▶ _Source excerpt_
____

Earlier this month, the United States Court of Appeals for the Second Circuit upheld a controversial NLRB decision—Mezonos Maven Bakery, 357 NLRB No. 47—regarding the award of backpay to undocumented aliens. Specifically, this case considered whether “undocumented workers who have engaged in fraud or criminal activity in violation of the Immigration Reform and Control Act (IRCA) in obtaining or continuing their employment are entitled to backpay where their employer…hired and retained them knowing they were undocumented.”
Finding that the instant matter was materially different from the Board’s decision in Hoffman Plastic, the administrative law judge initially found in favor of the employees. In Hoffman Plastic, the Board‘s holding precluded backpay in a scenario where the alien “violates the IRCA by presenting the employer with fraudulent documents,” and the “employer is unaware of the fraud.”
Specifically, the ALJ ruled that the instant matter was materially different from Hoffman Plastic because the employer—not the employee—violated the IRCA. As a result, the ALJ concluded that a backpay remedy was necessary. The Board, however, disagreed.

____

(Element and region data)
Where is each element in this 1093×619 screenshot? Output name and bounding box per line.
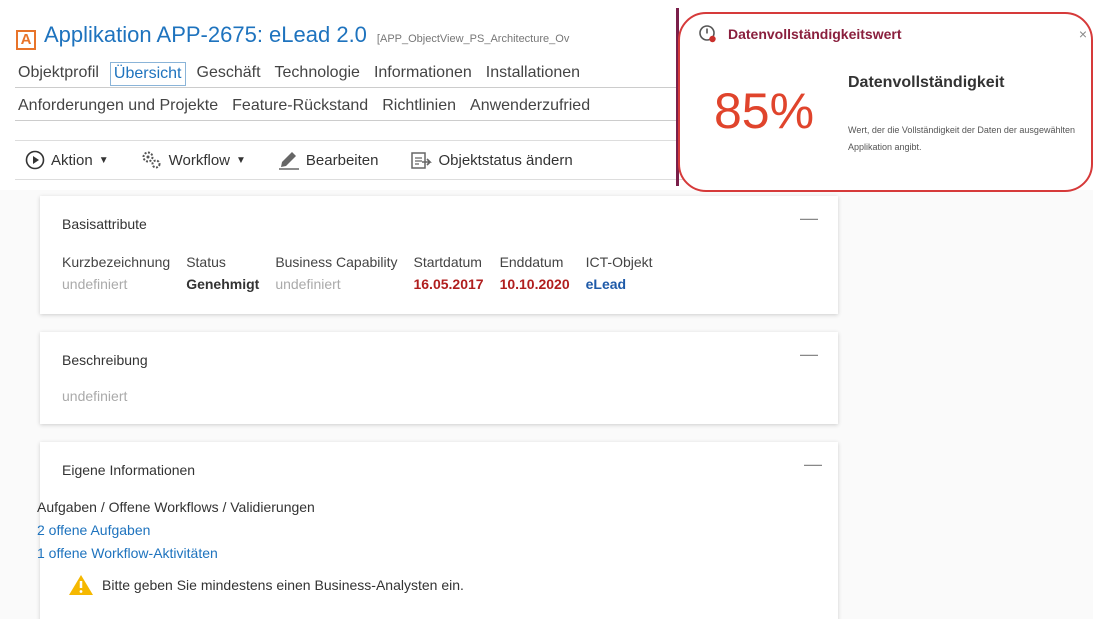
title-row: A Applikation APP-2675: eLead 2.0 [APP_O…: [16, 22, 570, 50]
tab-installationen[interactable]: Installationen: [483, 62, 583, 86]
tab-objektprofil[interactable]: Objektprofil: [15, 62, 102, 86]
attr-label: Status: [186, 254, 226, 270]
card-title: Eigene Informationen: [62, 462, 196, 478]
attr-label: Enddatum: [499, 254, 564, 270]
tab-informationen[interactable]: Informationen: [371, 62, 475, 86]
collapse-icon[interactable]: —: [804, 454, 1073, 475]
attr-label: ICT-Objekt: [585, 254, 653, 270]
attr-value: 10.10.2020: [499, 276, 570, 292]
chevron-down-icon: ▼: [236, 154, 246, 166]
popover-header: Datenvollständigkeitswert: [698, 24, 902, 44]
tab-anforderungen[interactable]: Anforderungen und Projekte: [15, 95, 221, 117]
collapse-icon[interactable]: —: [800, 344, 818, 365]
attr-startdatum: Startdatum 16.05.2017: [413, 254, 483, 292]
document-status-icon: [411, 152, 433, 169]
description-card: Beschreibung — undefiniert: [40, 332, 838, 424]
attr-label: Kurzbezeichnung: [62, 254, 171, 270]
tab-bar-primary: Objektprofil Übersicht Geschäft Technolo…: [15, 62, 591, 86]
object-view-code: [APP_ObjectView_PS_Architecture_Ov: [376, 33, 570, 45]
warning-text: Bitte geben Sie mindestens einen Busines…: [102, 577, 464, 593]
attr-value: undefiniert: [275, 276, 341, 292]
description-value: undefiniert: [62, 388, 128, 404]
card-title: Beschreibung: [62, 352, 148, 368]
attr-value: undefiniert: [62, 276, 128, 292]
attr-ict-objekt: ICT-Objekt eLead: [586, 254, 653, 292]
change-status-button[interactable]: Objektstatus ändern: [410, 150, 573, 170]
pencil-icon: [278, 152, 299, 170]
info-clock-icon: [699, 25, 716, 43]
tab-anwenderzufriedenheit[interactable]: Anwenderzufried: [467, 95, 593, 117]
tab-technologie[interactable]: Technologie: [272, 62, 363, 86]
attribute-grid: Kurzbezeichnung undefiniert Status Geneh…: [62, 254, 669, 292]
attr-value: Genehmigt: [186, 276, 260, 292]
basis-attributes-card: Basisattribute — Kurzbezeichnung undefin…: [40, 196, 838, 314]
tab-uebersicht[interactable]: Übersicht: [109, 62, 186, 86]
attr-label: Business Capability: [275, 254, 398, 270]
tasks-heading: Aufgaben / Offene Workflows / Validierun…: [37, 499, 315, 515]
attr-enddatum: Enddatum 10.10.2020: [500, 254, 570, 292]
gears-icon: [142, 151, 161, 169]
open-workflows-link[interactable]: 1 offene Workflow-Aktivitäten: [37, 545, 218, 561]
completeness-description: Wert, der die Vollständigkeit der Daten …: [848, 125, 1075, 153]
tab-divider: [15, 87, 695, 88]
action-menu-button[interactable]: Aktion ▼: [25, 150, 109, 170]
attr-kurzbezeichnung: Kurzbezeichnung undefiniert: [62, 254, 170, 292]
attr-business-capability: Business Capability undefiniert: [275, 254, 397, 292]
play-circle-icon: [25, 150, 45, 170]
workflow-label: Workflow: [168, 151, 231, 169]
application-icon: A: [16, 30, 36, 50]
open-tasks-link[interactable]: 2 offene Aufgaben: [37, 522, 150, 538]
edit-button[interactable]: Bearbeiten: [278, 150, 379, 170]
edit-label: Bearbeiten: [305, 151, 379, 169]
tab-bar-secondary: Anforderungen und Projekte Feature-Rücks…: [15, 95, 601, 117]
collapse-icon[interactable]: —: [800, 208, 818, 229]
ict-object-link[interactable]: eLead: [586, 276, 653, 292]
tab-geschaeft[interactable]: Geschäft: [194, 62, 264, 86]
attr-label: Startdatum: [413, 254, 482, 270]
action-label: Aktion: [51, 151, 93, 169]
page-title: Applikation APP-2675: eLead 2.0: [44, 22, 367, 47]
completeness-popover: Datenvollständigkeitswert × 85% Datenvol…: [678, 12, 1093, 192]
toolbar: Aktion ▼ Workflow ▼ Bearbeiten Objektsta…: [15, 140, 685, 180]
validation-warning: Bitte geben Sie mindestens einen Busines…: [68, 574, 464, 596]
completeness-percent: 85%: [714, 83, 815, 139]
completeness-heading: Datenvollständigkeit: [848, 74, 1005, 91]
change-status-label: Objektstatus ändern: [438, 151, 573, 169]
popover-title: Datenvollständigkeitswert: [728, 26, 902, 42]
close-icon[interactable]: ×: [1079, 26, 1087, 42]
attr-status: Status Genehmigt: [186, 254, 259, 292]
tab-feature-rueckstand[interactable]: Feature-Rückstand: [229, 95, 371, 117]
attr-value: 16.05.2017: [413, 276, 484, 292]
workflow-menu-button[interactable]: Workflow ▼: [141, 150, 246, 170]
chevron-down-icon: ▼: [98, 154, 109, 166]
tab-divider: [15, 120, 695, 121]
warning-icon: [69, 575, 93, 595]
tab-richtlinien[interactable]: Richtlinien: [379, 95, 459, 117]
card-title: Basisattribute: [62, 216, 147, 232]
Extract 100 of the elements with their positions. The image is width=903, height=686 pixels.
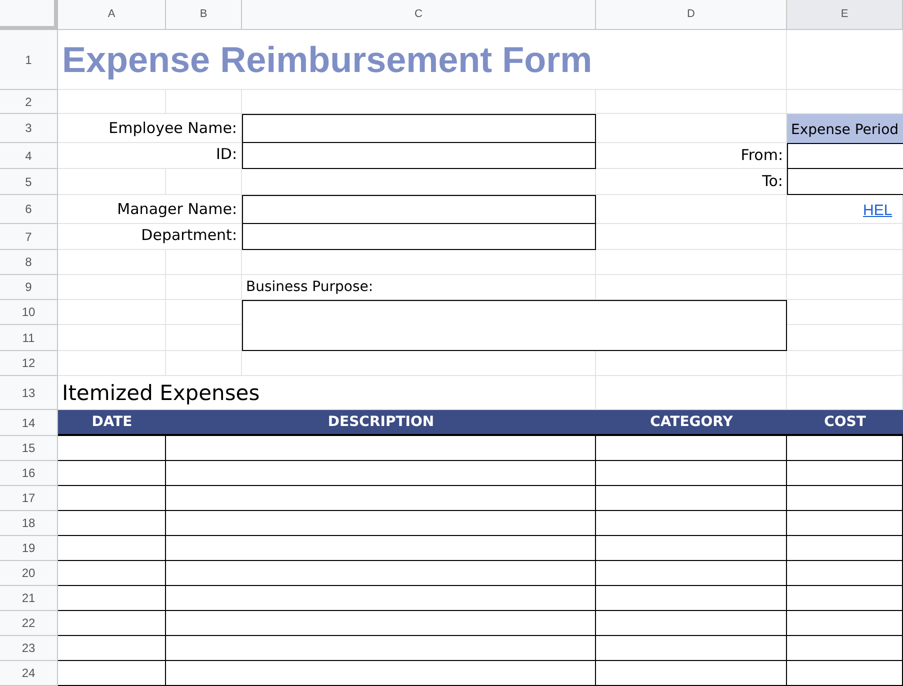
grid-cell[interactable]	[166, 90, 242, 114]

____

▶ _Required actions_
[1] According to the source excerpt, which court upheld the NLRB decision in Mezonos Maven Bakery?
[2] Repeat the source excerpt between "Finding that the" and "Board, however, disagreed.", inclusive.
[3] Based on the source excerpt, why did the administrative law judge find the case materially different from Hoffman Plastic?

▶ _Per-task outputs_
[1] The United States Court of Appeals for the Second Circuit upheld it.

[2]
Finding that the instant matter was materially different from the Board’s decision in Hoffman Plastic, the administrative law judge initially found in favor of the employees. In Hoffman Plastic, the Board‘s holding precluded backpay in a scenario where the alien “violates the IRCA by presenting the employer with fraudulent documents,” and the “employer is unaware of the fraud.”
Specifically, the ALJ ruled that the instant matter was materially different from Hoffman Plastic because the employer—not the employee—violated the IRCA. As a result, the ALJ concluded that a backpay remedy was necessary. The Board, however, disagreed.

[3] The judge ruled that in this case the employer, not the employee, violated the IRCA. In Hoffman Plastic, the alien had violated the IRCA by presenting fraudulent documents to an employer who was unaware of the fraud.